- _Aim_: Search the records below for the word "cdot". Pull out each line that has it.

- _Given entries_:
>>>>
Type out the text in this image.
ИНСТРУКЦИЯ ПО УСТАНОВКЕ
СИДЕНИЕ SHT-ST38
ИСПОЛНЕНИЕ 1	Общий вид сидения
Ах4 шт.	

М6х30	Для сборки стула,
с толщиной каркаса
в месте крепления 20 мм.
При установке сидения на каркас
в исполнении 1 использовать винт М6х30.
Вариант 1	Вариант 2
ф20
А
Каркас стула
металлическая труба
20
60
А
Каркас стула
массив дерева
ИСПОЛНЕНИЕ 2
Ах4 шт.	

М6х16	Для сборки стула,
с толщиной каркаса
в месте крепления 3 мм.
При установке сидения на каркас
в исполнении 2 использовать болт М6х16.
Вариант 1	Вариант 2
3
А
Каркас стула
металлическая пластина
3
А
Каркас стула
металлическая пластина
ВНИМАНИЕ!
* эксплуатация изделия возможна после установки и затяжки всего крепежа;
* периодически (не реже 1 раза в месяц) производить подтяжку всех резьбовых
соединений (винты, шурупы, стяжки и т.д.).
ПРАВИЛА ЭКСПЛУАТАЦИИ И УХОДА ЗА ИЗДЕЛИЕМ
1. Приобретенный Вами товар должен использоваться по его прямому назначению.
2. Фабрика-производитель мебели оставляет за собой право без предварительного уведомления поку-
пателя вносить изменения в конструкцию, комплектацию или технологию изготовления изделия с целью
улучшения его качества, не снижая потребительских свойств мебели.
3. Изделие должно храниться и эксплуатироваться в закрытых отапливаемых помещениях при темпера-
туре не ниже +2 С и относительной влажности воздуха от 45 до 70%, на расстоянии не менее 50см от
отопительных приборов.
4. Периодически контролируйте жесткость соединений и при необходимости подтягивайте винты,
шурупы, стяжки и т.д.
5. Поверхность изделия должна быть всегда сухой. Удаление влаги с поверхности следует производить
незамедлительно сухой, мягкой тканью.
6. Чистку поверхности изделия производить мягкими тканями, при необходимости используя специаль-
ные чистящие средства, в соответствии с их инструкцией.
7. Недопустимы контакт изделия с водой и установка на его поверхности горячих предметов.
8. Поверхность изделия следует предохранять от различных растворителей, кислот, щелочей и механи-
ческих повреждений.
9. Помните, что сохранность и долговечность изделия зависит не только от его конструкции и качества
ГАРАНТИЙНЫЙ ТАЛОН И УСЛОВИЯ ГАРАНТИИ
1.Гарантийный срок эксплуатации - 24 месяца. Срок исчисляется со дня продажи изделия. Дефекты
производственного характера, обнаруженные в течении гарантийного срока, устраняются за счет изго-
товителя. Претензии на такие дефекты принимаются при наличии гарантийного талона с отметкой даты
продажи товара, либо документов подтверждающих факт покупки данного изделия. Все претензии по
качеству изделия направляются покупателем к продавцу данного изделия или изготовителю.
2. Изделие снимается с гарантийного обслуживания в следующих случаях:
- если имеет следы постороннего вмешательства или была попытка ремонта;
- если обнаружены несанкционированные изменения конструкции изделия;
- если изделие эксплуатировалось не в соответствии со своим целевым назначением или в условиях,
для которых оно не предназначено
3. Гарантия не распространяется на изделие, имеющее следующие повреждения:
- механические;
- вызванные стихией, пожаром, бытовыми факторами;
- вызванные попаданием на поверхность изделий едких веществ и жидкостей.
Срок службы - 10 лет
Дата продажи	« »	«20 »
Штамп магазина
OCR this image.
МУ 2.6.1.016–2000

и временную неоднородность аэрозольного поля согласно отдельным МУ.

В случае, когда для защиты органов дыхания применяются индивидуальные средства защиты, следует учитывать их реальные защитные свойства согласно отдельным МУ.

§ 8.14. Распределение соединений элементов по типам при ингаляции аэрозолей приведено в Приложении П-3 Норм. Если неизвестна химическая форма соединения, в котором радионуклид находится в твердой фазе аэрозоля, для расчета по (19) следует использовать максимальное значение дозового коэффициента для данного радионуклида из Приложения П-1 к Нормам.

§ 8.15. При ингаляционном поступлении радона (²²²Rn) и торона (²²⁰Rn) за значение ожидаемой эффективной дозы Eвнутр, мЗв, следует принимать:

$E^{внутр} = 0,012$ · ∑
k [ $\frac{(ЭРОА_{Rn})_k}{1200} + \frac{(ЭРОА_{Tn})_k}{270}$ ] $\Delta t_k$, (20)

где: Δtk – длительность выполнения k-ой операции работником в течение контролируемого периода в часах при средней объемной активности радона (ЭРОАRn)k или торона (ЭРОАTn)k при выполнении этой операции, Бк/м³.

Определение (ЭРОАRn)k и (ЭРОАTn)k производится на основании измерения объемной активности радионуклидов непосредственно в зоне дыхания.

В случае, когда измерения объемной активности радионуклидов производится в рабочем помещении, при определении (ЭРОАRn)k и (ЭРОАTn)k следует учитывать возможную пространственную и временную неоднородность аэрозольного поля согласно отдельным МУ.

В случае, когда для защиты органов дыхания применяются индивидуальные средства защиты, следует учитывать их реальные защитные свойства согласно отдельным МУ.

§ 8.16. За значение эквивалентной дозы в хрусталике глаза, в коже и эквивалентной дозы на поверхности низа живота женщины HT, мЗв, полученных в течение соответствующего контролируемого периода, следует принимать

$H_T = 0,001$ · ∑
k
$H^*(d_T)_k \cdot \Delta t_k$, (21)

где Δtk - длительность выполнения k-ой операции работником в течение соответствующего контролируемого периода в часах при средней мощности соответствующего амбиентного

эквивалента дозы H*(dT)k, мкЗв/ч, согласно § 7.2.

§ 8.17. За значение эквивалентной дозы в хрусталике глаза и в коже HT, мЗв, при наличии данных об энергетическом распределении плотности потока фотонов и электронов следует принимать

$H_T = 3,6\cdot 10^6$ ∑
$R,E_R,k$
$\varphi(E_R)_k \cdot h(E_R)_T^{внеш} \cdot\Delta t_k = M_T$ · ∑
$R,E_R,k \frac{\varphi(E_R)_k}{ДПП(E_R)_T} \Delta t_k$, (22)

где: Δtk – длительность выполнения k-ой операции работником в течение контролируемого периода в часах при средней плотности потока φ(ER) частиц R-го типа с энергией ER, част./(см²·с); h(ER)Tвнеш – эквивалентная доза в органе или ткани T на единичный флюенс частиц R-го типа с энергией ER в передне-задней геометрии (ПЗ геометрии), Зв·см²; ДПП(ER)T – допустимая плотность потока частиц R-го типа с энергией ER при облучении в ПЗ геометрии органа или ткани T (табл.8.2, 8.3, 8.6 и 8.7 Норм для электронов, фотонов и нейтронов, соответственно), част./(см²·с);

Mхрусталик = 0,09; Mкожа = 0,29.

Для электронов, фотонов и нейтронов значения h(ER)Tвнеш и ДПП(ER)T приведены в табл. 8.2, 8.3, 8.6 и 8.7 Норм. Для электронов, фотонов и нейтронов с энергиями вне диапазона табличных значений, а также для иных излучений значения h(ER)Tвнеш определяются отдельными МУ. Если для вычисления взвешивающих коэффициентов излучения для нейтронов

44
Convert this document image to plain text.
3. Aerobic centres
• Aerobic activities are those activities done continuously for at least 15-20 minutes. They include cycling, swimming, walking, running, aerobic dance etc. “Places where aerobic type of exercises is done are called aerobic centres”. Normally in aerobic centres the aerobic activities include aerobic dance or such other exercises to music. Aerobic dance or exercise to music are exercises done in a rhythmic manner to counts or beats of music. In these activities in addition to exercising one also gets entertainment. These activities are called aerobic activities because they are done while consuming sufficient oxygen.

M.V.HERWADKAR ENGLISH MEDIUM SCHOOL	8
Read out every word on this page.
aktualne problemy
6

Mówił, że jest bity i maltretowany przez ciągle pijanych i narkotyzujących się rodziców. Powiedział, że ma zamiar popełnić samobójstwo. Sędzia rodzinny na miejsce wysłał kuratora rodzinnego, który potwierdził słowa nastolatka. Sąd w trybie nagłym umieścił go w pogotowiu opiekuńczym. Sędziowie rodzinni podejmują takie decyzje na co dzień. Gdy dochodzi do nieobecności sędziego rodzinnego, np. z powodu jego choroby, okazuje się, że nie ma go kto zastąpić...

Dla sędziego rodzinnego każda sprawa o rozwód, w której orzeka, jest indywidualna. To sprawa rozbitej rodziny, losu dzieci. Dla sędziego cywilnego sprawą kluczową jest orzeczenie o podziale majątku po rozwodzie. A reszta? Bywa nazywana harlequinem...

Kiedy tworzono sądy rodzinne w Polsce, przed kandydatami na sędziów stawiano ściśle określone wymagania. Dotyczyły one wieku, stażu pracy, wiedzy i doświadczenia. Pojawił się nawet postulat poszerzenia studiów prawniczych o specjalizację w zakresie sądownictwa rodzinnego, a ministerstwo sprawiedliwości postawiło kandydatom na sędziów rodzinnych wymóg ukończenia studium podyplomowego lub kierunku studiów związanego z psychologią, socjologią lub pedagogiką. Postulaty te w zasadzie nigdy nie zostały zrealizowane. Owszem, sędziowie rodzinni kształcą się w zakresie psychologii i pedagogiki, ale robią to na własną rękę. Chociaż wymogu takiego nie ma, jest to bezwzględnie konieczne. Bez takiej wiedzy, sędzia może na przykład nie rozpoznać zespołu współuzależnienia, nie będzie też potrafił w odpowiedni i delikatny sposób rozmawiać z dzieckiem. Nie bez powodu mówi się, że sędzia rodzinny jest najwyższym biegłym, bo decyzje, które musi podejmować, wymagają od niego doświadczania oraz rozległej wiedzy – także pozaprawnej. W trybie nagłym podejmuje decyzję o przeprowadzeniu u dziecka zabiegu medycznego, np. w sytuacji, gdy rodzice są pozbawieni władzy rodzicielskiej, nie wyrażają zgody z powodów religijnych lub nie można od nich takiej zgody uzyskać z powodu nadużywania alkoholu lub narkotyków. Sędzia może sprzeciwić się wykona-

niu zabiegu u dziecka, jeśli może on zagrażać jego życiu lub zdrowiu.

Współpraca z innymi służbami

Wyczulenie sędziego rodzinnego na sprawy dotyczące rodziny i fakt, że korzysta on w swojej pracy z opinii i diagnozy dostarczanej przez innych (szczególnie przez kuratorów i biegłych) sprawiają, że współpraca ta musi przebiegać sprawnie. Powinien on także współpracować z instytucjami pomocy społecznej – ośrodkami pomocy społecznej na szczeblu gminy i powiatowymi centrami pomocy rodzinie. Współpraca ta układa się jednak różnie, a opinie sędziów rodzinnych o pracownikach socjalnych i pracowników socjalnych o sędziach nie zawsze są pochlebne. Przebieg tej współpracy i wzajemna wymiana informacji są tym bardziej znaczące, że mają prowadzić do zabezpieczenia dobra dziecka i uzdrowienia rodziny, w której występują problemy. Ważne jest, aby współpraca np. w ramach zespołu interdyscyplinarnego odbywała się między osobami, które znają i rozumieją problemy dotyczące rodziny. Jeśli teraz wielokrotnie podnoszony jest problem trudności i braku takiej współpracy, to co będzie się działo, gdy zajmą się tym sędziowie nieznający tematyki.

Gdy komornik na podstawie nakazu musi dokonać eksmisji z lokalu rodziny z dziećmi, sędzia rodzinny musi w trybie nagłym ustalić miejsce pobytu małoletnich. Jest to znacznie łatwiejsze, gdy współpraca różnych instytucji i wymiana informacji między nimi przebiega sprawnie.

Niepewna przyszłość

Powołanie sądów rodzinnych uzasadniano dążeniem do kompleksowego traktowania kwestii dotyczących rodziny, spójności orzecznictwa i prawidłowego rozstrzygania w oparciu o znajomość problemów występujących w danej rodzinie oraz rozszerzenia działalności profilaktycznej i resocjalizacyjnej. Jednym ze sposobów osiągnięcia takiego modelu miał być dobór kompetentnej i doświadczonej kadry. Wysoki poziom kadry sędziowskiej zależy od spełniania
<<<<
- _Output below_:
$H^*(d_T)_k \cdot \Delta t_k$, (21)
$H_T = 3,6\cdot 10^6$ ∑
$\varphi(E_R)_k \cdot h(E_R)_T^{внеш} \cdot\Delta t_k = M_T$ · ∑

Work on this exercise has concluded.